*Supplied material:*
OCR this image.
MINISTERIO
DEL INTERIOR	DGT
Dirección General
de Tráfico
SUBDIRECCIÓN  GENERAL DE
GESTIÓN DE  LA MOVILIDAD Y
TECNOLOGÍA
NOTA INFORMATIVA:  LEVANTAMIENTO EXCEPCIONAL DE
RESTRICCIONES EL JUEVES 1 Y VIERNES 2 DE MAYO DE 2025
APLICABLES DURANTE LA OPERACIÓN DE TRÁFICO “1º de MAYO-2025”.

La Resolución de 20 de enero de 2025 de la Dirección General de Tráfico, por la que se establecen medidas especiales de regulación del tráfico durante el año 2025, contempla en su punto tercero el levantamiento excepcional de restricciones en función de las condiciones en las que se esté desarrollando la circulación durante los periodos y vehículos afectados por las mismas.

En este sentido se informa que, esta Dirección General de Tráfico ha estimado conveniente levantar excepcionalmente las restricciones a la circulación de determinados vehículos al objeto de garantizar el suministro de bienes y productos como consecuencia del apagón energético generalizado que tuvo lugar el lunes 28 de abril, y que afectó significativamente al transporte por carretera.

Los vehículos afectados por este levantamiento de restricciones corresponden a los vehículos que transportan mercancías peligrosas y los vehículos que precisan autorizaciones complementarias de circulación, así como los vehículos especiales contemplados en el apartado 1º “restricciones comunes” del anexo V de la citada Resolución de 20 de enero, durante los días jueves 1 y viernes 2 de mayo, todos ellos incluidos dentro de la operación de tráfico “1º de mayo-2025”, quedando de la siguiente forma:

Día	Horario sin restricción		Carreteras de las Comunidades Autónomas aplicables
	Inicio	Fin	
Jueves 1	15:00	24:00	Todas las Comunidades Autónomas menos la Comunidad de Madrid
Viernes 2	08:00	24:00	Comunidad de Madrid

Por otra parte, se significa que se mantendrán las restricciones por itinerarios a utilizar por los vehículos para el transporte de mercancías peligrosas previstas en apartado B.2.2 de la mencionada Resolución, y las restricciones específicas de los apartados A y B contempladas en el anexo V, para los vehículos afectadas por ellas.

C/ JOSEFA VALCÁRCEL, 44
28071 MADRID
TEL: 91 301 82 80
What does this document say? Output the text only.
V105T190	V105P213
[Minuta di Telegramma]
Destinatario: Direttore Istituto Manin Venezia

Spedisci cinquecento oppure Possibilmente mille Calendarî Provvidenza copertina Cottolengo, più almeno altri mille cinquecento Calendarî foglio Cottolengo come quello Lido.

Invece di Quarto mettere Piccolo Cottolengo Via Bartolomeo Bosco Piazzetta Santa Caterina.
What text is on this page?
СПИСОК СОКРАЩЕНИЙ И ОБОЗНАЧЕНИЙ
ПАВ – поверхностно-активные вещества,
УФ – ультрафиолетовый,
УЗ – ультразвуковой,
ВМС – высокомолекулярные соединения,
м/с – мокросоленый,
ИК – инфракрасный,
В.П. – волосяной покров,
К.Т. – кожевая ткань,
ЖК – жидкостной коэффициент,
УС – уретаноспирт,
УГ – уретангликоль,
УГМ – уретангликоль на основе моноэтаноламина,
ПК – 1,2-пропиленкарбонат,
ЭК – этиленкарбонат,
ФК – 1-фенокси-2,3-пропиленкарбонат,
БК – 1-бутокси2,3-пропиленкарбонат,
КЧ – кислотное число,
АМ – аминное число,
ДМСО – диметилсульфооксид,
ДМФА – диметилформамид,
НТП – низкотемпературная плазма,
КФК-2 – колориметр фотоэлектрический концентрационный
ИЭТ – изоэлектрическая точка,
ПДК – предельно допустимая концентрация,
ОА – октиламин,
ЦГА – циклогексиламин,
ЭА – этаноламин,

*Exercise:* Pick out all the lines with the word "this" in them and copy them.

*Task answer:*
OCR this image.
What does this document say? Output the text only.
What text is on this page?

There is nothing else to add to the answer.